Dataset excerpt:
_ _ _ _ _ _ _

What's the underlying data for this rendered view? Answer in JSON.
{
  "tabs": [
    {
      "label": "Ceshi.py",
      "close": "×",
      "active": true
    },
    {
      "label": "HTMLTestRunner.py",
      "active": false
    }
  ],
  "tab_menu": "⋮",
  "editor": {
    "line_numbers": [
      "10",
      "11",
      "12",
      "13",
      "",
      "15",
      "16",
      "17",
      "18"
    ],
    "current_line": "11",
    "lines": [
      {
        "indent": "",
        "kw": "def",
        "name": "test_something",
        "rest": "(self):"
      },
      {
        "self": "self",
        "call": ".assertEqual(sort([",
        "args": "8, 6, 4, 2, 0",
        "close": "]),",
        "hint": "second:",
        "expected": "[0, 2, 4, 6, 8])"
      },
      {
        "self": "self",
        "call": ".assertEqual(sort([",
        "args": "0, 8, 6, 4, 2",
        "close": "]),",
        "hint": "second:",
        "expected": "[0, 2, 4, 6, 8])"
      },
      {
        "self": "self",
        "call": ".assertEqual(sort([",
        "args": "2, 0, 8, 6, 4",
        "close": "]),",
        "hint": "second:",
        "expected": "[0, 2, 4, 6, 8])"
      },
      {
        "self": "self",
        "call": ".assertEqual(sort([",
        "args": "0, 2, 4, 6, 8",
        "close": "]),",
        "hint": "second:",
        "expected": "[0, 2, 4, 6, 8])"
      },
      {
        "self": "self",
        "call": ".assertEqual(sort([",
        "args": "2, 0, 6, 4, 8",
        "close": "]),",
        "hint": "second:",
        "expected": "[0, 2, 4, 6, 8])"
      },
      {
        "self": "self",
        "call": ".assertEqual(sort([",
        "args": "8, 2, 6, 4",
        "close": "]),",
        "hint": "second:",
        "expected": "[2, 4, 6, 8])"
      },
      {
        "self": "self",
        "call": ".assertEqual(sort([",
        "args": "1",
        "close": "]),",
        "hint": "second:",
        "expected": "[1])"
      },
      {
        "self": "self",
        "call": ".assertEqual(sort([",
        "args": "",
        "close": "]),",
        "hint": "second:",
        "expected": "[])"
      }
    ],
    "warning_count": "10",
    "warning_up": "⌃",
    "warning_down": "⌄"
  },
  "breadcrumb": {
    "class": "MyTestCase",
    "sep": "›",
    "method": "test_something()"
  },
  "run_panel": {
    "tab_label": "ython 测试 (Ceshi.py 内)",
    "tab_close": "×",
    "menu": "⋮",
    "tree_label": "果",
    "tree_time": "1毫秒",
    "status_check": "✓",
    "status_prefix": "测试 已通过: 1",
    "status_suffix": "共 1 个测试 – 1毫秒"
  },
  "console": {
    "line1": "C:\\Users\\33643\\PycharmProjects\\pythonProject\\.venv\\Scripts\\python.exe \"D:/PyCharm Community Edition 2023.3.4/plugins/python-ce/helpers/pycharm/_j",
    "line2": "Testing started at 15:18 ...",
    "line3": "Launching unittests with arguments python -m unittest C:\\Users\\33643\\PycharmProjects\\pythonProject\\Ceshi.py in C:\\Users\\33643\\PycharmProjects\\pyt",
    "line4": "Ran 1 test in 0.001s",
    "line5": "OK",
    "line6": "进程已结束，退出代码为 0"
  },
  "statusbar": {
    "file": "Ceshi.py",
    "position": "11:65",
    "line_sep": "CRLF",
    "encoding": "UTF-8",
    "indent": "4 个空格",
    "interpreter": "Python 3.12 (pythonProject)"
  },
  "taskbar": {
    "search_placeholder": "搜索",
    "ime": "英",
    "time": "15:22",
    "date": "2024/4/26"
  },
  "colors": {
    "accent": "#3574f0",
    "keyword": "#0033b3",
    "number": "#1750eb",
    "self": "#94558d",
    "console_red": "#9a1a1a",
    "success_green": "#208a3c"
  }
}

_ _ _ _ _ _ _

STATED PROBLEM
Each record must be returned exactly as it is written.

THE COMPLETED TASK
What's the underlying data for this rendered view? Answer in JSON.
{
  "tabs": [
    {
      "label": "Ceshi.py",
      "close": "×",
      "active": true
    },
    {
      "label": "HTMLTestRunner.py",
      "active": false
    }
  ],
  "tab_menu": "⋮",
  "editor": {
    "line_numbers": [
      "10",
      "11",
      "12",
      "13",
      "",
      "15",
      "16",
      "17",
      "18"
    ],
    "current_line": "11",
    "lines": [
      {
        "indent": "",
        "kw": "def",
        "name": "test_something",
        "rest": "(self):"
      },
      {
        "self": "self",
        "call": ".assertEqual(sort([",
        "args": "8, 6, 4, 2, 0",
        "close": "]),",
        "hint": "second:",
        "expected": "[0, 2, 4, 6, 8])"
      },
      {
        "self": "self",
        "call": ".assertEqual(sort([",
        "args": "0, 8, 6, 4, 2",
        "close": "]),",
        "hint": "second:",
        "expected": "[0, 2, 4, 6, 8])"
      },
      {
        "self": "self",
        "call": ".assertEqual(sort([",
        "args": "2, 0, 8, 6, 4",
        "close": "]),",
        "hint": "second:",
        "expected": "[0, 2, 4, 6, 8])"
      },
      {
        "self": "self",
        "call": ".assertEqual(sort([",
        "args": "0, 2, 4, 6, 8",
        "close": "]),",
        "hint": "second:",
        "expected": "[0, 2, 4, 6, 8])"
      },
      {
        "self": "self",
        "call": ".assertEqual(sort([",
        "args": "2, 0, 6, 4, 8",
        "close": "]),",
        "hint": "second:",
        "expected": "[0, 2, 4, 6, 8])"
      },
      {
        "self": "self",
        "call": ".assertEqual(sort([",
        "args": "8, 2, 6, 4",
        "close": "]),",
        "hint": "second:",
        "expected": "[2, 4, 6, 8])"
      },
      {
        "self": "self",
        "call": ".assertEqual(sort([",
        "args": "1",
        "close": "]),",
        "hint": "second:",
        "expected": "[1])"
      },
      {
        "self": "self",
        "call": ".assertEqual(sort([",
        "args": "",
        "close": "]),",
        "hint": "second:",
        "expected": "[])"
      }
    ],
    "warning_count": "10",
    "warning_up": "⌃",
    "warning_down": "⌄"
  },
  "breadcrumb": {
    "class": "MyTestCase",
    "sep": "›",
    "method": "test_something()"
  },
  "run_panel": {
    "tab_label": "ython 测试 (Ceshi.py 内)",
    "tab_close": "×",
    "menu": "⋮",
    "tree_label": "果",
    "tree_time": "1毫秒",
    "status_check": "✓",
    "status_prefix": "测试 已通过: 1",
    "status_suffix": "共 1 个测试 – 1毫秒"
  },
  "console": {
    "line1": "C:\\Users\\33643\\PycharmProjects\\pythonProject\\.venv\\Scripts\\python.exe \"D:/PyCharm Community Edition 2023.3.4/plugins/python-ce/helpers/pycharm/_j",
    "line2": "Testing started at 15:18 ...",
    "line3": "Launching unittests with arguments python -m unittest C:\\Users\\33643\\PycharmProjects\\pythonProject\\Ceshi.py in C:\\Users\\33643\\PycharmProjects\\pyt",
    "line4": "Ran 1 test in 0.001s",
    "line5": "OK",
    "line6": "进程已结束，退出代码为 0"
  },
  "statusbar": {
    "file": "Ceshi.py",
    "position": "11:65",
    "line_sep": "CRLF",
    "encoding": "UTF-8",
    "indent": "4 个空格",
    "interpreter": "Python 3.12 (pythonProject)"
  },
  "taskbar": {
    "search_placeholder": "搜索",
    "ime": "英",
    "time": "15:22",
    "date": "2024/4/26"
  },
  "colors": {
    "accent": "#3574f0",
    "keyword": "#0033b3",
    "number": "#1750eb",
    "self": "#94558d",
    "console_red": "#9a1a1a",
    "success_green": "#208a3c"
  }
}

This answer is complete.